Reproduce the rows between the line holding "svg-text:reset: reset [247,452,281,467]" and the line holding "block key_filter:key_filter0 [237,398,378,480]", inclusive.

-- Source data --
## start

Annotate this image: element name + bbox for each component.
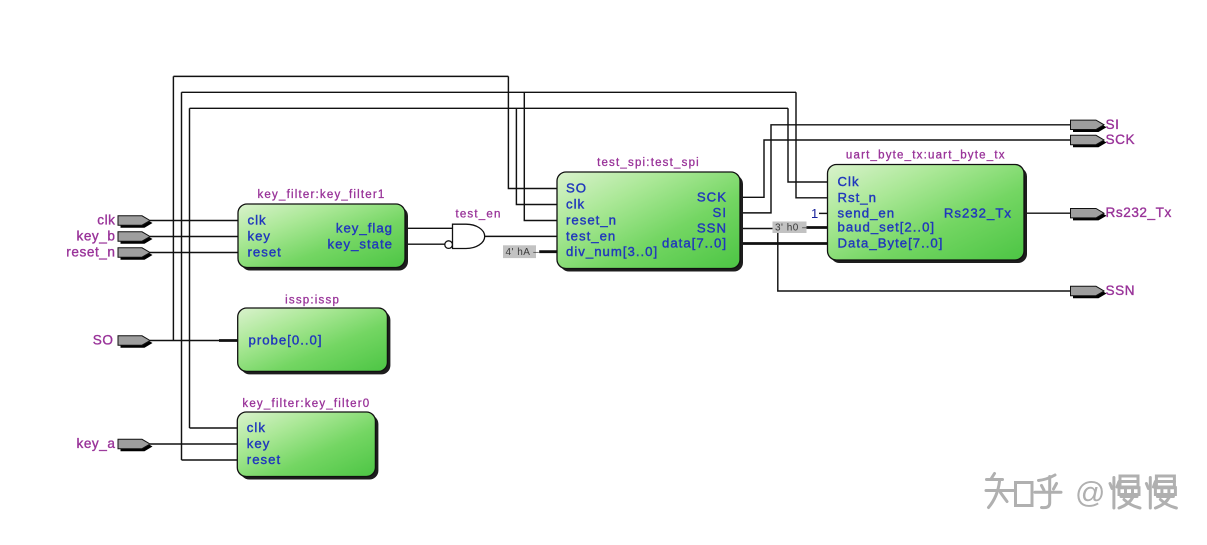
svg-text:reset: reset [247,452,281,467]
input pin key_b [76,229,152,244]
svg-text:key_filter:key_filter0: key_filter:key_filter0 [242,398,370,410]
svg-text:reset_n: reset_n [66,245,115,260]
wire reset_n pin to key_filter1 reset [150,252,238,254]
svg-text:div_num[3..0]: div_num[3..0] [566,244,658,259]
output pin Rs232_Tx [1071,205,1172,220]
block key_filter:key_filter0 [237,398,378,480]
wire SO net left vertical (x=173.4) [172,76,174,340]
wire reset net left vertical (x=181.5) [181,92,183,460]
block issp:issp [238,295,391,375]
wire clk net top horizontal (y=108.3) [190,107,789,109]
svg-text:Data_Byte[7..0]: Data_Byte[7..0] [838,236,944,251]
svg-text:key: key [247,436,271,451]
svg-text:SCK: SCK [1106,132,1136,147]
svg-text:test_en: test_en [566,229,616,244]
svg-text:reset: reset [248,245,282,260]
svg-text:probe[0..0]: probe[0..0] [249,333,323,348]
block uart_byte_tx:uart_byte_tx [828,150,1028,264]
svg-text:@: @ [1075,477,1105,510]
wire clk branch to test_spi clk [516,108,557,204]
wire test_spi SCK output to SCK pin [740,140,1071,197]
svg-text:Rs232_Tx: Rs232_Tx [1106,205,1172,220]
wire SO net top horizontal (y=76.4) [173,75,508,77]
input pin key_a [76,436,152,451]
svg-text:uart_byte_tx:uart_byte_tx: uart_byte_tx:uart_byte_tx [846,150,1006,162]
bus SO to issp probe (thick stub) [219,339,238,342]
svg-text:data[7..0]: data[7..0] [662,236,727,251]
svg-text:issp:issp: issp:issp [285,295,340,307]
bus test_spi data to uart Data_Byte [740,242,828,245]
input pin reset_n [66,245,152,260]
output pin SI [1071,117,1120,132]
wire SO pin to issp probe (thin part) [150,340,219,342]
input pin clk [97,213,152,228]
wire key_a pin to key_filter0 key [150,443,237,445]
svg-text:test_spi:test_spi: test_spi:test_spi [597,157,700,169]
constant label 4'hA [503,245,539,258]
bus constant 3'h0 to uart baud_set [807,226,828,229]
constant label 3'h0 [773,222,809,234]
wire key_state to AND gate bubble [405,243,445,245]
svg-text:SSN: SSN [1106,283,1136,298]
output pin SCK [1071,132,1136,147]
svg-text:SO: SO [93,333,114,348]
svg-text:key_a: key_a [76,436,115,451]
wire reset net top horizontal (y=92.3) [182,91,797,93]
svg-text:clk: clk [247,420,266,435]
wire SO down to test_spi SO [508,76,557,188]
wire constant 1 to uart send_en [819,212,828,214]
wire test_spi SI output to SI pin [740,125,1071,213]
svg-text:key: key [248,229,272,244]
input pin SO [93,333,153,348]
wire reset branch to test_spi reset_n [524,92,557,220]
output pin SSN [1071,283,1136,298]
svg-text:1: 1 [811,206,818,221]
svg-text:key_flag: key_flag [336,220,393,235]
svg-text:SO: SO [566,181,587,196]
svg-text:clk: clk [97,213,115,228]
block key_filter:key_filter1 [238,189,408,271]
svg-text:4' hA –: 4' hA – [506,247,540,258]
svg-text:SCK: SCK [697,190,727,205]
svg-text:key_b: key_b [76,229,115,244]
watermark 知乎 @慢慢 [986,474,1176,510]
svg-text:SSN: SSN [697,221,727,236]
wire reset to uart Rst_n [796,92,828,198]
wire key_b pin to key_filter1 key [150,236,238,238]
svg-text:SI: SI [713,205,727,220]
svg-text:reset_n: reset_n [566,213,617,228]
svg-text:baud_set[2..0]: baud_set[2..0] [838,220,936,235]
svg-text:send_en: send_en [838,206,896,221]
wire clk to key_filter0 clk [190,427,238,429]
wire uart Rs232_Tx output to pin [1024,212,1071,214]
wire clk to uart Clk [788,108,828,182]
svg-text:clk: clk [566,197,585,212]
wire reset to key_filter0 reset [182,459,238,461]
op gate test_en (AND with inverted input) [445,209,502,249]
wire clk net left vertical (x=189.5) [189,108,191,428]
constant 1 on send_en [811,206,818,221]
svg-text:Rs232_Tx: Rs232_Tx [944,205,1012,220]
svg-text:key_state: key_state [328,236,393,251]
wire clk pin to key_filter1 clk [150,220,238,222]
svg-text:test_en: test_en [455,209,501,221]
svg-text:key_filter:key_filter1: key_filter:key_filter1 [257,189,385,201]
wire test_spi SSN output to SSN pin [740,229,1071,292]
block test_spi:test_spi [557,157,743,272]
svg-text:clk: clk [248,213,267,228]
svg-text:SI: SI [1106,117,1120,132]
wire test_en gate output to test_spi [485,235,557,237]
svg-text:3' h0 –: 3' h0 – [775,223,808,234]
svg-text:Clk: Clk [838,174,860,189]
svg-text:Rst_n: Rst_n [838,190,877,205]
wire key_flag to AND gate input [405,227,453,229]
bus constant 4'hA to test_spi div_num [539,250,557,253]
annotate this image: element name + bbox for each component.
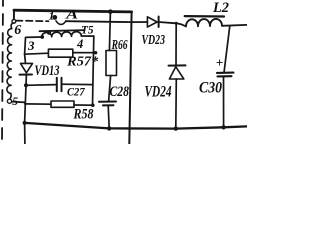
svg-text:С27: С27	[67, 85, 85, 99]
svg-text:5: 5	[12, 96, 18, 108]
svg-text:С30: С30	[199, 80, 222, 97]
svg-text:А: А	[65, 7, 78, 21]
svg-text:R58: R58	[73, 107, 94, 123]
svg-text:R57*: R57*	[66, 53, 98, 68]
svg-text:L2: L2	[212, 0, 229, 16]
svg-text:Т5: Т5	[81, 23, 94, 37]
svg-text:С28: С28	[110, 84, 130, 100]
svg-text:VD13: VD13	[35, 63, 60, 79]
svg-text:6: 6	[14, 23, 21, 38]
svg-text:VD24: VD24	[145, 84, 172, 101]
svg-text:1: 1	[49, 9, 55, 23]
svg-text:3: 3	[27, 38, 35, 53]
svg-text:+: +	[216, 55, 223, 70]
svg-text:VD23: VD23	[142, 32, 166, 47]
svg-text:4: 4	[76, 37, 83, 51]
svg-text:R66: R66	[111, 38, 128, 53]
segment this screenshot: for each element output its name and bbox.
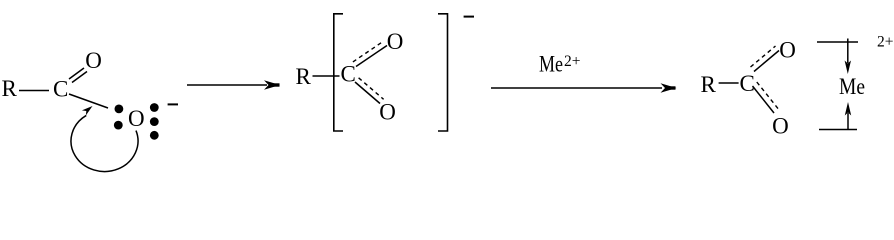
svg-text:Me: Me — [539, 52, 563, 77]
svg-text:R: R — [296, 64, 312, 89]
svg-text:C: C — [53, 77, 68, 102]
coordination down arrow head — [845, 61, 851, 75]
reaction arrow 2 head stub — [668, 86, 676, 89]
right square bracket — [438, 14, 448, 131]
wire: partial double bond C-O upper solid (right structure) — [754, 51, 779, 72]
svg-text:2+: 2+ — [564, 53, 581, 70]
reaction arrow 2 shaft — [491, 87, 662, 89]
wire: double bond C=O line 2 (left structure) — [72, 72, 87, 83]
curved electron-pushing arrow arc — [71, 115, 138, 171]
svg-text:2+: 2+ — [877, 34, 894, 51]
reaction arrow 1 shaft — [187, 84, 267, 86]
coordination down arrow shaft — [847, 42, 849, 63]
svg-text:R: R — [2, 76, 18, 101]
wire: partial double bond C-O lower solid (right structure) — [753, 86, 775, 113]
wire: double bond C=O line 1 (left structure) — [69, 68, 84, 79]
reaction arrow 1 head stub — [272, 83, 280, 86]
reaction arrow 2 head — [661, 83, 677, 93]
lone pair dot right-middle of O — [150, 117, 159, 126]
svg-text:O: O — [128, 106, 145, 131]
coordination top tick — [847, 39, 849, 43]
wire: partial double bond C-O lower dashed (middle structure) — [359, 78, 384, 100]
wire: single bond C-O (left structure) — [69, 94, 108, 108]
wire: partial double bond C-O lower dashed (right structure) — [757, 82, 779, 109]
wire: partial double bond C-O upper dashed (middle structure) — [353, 41, 384, 62]
negative charge minus sign (middle structure, outside bracket) — [464, 16, 474, 18]
reaction arrow 1 head — [264, 80, 280, 90]
wire: partial double bond C-O upper dashed (right structure) — [751, 46, 776, 67]
coordination up arrow head — [845, 102, 851, 116]
coordination up arrow shaft — [847, 113, 849, 130]
svg-text:O: O — [779, 37, 796, 62]
wire: single bond R-C (right structure) — [719, 82, 739, 84]
coordination top line — [817, 41, 858, 43]
svg-text:O: O — [379, 99, 396, 124]
svg-text:C: C — [740, 71, 755, 96]
wire: single bond R-C (middle structure) — [313, 75, 340, 77]
wire: single bond R-C (left structure) — [19, 90, 49, 92]
lone pair dot right-top of O — [150, 103, 159, 112]
wire: partial double bond C-O upper solid (middle structure) — [356, 46, 387, 67]
svg-text:O: O — [772, 113, 789, 138]
curved arrow head — [82, 106, 93, 115]
svg-text:O: O — [387, 29, 404, 54]
svg-text:C: C — [341, 61, 356, 86]
svg-text:R: R — [701, 72, 717, 97]
svg-text:Me: Me — [839, 74, 865, 99]
svg-text:O: O — [85, 48, 102, 73]
negative charge minus sign (left structure) — [168, 103, 178, 105]
coordination bottom line — [819, 129, 857, 131]
lone pair dot upper-left of O — [115, 105, 124, 114]
left square bracket — [334, 14, 343, 131]
wire: partial double bond C-O lower solid (middle structure) — [355, 82, 380, 104]
lone pair dot lower-left of O — [114, 121, 123, 130]
lone pair dot right-bottom of O — [150, 131, 159, 140]
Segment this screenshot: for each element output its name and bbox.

## end

-- Output below --
svg-text:reset: reset [247,452,281,467]
input pin key_b [76,229,152,244]
svg-text:key_filter:key_filter0: key_filter:key_filter0 [242,398,370,410]
svg-text:reset_n: reset_n [66,245,115,260]
wire reset_n pin to key_filter1 reset [150,252,238,254]
svg-text:div_num[3..0]: div_num[3..0] [566,244,658,259]
output pin Rs232_Tx [1071,205,1172,220]
block key_filter:key_filter0 [237,398,378,480]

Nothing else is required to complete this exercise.